* **GIVEN TASK**
In the data below, find every line that has the string "right", and copy it.
========
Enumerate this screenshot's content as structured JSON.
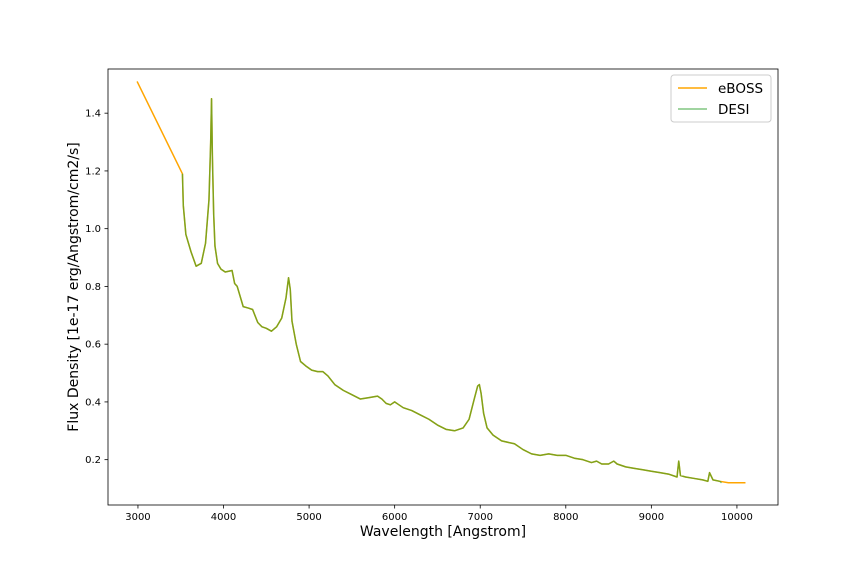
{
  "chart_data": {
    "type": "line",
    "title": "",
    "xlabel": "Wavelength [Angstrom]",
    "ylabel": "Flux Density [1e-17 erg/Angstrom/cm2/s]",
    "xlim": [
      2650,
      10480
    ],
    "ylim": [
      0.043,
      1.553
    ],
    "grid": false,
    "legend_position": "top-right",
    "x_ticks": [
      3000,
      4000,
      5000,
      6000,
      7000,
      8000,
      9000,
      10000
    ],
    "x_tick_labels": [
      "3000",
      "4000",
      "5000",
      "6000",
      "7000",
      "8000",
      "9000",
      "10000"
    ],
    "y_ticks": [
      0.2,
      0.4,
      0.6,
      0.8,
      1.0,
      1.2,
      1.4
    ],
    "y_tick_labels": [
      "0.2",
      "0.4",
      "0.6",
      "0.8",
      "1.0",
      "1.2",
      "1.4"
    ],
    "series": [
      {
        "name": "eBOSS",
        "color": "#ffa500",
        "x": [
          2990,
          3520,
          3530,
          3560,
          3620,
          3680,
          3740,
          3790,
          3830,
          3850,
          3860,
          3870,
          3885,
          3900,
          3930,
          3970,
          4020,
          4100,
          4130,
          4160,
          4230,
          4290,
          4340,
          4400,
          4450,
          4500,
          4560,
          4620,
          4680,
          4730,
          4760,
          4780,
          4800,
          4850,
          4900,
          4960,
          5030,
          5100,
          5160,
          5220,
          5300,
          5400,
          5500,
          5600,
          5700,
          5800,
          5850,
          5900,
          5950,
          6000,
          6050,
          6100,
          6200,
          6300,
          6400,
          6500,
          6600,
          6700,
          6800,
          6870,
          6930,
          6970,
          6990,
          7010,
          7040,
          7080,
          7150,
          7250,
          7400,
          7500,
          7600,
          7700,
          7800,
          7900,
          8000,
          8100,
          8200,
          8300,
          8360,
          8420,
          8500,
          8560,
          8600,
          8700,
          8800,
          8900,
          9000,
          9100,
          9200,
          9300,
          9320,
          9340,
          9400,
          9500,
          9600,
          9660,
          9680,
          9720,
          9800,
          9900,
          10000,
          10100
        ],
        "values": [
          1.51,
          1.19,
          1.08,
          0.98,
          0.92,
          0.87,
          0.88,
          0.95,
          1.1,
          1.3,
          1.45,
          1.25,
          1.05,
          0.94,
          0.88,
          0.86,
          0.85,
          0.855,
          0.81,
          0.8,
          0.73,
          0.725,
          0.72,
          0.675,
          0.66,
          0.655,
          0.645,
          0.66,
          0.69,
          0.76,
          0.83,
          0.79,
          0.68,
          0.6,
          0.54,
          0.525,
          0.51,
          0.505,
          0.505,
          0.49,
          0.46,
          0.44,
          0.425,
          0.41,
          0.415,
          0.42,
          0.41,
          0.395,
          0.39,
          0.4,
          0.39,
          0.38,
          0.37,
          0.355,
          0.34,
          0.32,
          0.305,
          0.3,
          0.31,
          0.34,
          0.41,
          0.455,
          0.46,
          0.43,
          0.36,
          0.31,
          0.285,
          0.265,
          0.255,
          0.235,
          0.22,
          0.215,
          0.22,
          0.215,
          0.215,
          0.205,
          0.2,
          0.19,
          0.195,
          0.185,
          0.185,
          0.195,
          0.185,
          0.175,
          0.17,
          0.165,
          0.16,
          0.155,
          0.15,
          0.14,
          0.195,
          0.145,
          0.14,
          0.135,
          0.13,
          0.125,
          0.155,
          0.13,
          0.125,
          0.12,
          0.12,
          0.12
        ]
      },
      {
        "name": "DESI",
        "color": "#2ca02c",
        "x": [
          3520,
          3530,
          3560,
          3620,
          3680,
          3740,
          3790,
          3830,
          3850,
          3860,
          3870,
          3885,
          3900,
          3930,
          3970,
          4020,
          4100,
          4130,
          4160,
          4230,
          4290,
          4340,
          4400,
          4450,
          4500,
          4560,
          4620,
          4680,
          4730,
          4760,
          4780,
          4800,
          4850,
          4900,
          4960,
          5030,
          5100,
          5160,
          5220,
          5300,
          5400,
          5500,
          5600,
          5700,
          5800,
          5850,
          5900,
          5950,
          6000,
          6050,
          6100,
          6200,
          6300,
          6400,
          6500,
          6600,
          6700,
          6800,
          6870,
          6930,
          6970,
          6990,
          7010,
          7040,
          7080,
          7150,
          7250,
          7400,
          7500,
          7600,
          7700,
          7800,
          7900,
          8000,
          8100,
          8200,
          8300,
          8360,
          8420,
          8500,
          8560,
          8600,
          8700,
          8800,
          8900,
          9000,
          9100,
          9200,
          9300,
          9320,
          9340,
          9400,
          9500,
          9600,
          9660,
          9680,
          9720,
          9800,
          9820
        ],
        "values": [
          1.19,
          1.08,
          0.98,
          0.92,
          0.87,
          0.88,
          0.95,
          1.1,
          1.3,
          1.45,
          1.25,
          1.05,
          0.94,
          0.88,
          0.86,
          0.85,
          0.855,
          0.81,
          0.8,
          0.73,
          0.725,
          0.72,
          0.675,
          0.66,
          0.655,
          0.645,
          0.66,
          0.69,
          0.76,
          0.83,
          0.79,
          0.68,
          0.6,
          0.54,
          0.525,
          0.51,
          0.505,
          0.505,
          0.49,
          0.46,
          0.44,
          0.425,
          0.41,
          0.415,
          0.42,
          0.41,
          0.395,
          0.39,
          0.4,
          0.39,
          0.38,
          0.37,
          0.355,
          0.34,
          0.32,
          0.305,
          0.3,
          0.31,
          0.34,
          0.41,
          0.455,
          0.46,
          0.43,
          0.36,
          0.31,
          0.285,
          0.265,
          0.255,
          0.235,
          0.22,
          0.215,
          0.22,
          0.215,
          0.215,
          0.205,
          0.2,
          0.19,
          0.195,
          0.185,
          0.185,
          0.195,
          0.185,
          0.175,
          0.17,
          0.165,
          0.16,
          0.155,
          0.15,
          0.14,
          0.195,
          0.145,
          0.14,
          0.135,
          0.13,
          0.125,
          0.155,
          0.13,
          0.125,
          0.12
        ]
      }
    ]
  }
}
========
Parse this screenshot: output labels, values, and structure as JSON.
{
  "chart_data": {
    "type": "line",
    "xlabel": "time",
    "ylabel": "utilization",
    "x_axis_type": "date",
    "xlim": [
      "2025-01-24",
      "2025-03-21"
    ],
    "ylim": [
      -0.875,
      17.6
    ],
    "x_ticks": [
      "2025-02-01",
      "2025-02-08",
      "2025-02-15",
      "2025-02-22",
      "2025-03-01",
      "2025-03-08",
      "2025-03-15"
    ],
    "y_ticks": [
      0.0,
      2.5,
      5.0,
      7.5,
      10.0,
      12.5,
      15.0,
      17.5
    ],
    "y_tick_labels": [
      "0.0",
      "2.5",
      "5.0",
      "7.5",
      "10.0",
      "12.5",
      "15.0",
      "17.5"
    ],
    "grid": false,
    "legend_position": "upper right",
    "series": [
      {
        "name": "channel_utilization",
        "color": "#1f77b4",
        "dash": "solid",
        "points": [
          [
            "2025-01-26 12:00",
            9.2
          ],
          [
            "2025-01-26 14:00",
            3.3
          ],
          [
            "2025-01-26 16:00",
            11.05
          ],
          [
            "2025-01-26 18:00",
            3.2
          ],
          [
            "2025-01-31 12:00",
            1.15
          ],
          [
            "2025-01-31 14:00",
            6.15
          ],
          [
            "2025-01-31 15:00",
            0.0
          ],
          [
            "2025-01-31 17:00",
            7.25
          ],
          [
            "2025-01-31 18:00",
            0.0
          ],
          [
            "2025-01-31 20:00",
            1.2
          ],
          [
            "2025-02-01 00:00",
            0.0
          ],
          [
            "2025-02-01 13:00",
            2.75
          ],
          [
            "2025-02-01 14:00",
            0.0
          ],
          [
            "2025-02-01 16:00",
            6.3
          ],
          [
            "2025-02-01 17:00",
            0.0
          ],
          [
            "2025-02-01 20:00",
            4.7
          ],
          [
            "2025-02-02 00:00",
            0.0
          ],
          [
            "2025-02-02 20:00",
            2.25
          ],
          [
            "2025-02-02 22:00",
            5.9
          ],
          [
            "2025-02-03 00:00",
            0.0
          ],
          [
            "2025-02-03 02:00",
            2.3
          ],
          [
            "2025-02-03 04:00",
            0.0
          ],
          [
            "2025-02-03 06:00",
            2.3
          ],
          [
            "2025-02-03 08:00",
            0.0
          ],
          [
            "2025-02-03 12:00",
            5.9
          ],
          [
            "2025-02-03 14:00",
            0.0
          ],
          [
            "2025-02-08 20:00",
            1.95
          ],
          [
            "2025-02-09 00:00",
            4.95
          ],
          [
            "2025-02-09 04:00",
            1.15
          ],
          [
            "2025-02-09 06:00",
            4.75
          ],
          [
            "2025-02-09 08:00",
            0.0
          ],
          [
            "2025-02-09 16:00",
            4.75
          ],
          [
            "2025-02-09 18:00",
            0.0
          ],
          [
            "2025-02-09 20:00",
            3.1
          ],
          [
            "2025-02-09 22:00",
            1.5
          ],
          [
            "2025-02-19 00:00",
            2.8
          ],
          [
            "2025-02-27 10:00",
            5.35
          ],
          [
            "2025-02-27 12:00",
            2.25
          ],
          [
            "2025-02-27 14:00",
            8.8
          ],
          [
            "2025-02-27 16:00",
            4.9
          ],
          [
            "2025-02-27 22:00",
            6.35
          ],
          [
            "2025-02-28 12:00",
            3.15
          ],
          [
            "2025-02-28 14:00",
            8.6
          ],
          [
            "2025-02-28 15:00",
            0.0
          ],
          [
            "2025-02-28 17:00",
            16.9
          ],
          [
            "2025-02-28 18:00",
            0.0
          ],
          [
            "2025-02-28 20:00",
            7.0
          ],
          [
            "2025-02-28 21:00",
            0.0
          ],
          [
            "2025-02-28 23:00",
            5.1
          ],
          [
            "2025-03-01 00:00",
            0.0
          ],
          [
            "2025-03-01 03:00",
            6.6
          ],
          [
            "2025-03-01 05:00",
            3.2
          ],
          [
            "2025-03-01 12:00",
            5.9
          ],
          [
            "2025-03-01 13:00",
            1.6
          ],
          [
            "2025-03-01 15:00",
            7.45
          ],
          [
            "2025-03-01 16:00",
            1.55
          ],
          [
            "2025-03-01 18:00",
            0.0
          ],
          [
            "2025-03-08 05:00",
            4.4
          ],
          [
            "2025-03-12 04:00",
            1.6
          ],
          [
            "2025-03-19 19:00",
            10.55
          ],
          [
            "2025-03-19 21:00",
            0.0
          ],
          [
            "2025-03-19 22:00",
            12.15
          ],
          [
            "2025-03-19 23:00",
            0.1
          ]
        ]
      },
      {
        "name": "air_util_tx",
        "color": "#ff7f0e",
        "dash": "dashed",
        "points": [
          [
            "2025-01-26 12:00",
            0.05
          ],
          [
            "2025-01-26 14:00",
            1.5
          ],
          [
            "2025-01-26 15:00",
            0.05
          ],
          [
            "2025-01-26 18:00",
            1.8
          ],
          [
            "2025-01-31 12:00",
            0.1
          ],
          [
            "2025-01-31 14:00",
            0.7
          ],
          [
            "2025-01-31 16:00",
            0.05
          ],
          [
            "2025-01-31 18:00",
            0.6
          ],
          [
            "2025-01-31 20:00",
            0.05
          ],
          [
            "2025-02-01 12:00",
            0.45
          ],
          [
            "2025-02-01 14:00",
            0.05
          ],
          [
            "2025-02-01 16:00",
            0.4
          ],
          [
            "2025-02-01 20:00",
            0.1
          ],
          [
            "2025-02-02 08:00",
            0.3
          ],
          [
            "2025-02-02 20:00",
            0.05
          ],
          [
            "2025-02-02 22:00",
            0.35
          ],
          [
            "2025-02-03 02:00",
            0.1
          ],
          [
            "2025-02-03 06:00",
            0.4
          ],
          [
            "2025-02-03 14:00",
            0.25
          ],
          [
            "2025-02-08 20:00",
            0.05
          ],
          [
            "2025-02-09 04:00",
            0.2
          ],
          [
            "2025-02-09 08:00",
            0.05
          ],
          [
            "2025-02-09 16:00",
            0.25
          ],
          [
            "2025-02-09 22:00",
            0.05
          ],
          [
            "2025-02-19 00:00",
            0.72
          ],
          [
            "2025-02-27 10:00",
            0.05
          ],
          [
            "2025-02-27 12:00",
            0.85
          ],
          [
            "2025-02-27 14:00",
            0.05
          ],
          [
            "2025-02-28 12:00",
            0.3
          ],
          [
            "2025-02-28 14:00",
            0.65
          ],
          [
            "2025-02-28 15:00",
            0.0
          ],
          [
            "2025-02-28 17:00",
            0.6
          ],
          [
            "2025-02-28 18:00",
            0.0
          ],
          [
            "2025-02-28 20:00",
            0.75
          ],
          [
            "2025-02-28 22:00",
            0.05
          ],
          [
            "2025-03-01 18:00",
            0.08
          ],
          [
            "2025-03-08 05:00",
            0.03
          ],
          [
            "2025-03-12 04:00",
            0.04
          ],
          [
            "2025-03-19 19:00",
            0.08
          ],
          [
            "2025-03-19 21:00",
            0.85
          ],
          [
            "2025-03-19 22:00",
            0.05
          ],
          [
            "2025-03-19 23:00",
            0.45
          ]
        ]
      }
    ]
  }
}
========
* **SOLUTION TO THE PROBLEM**
    "legend_position": "top-right",
    "legend_position": "upper right",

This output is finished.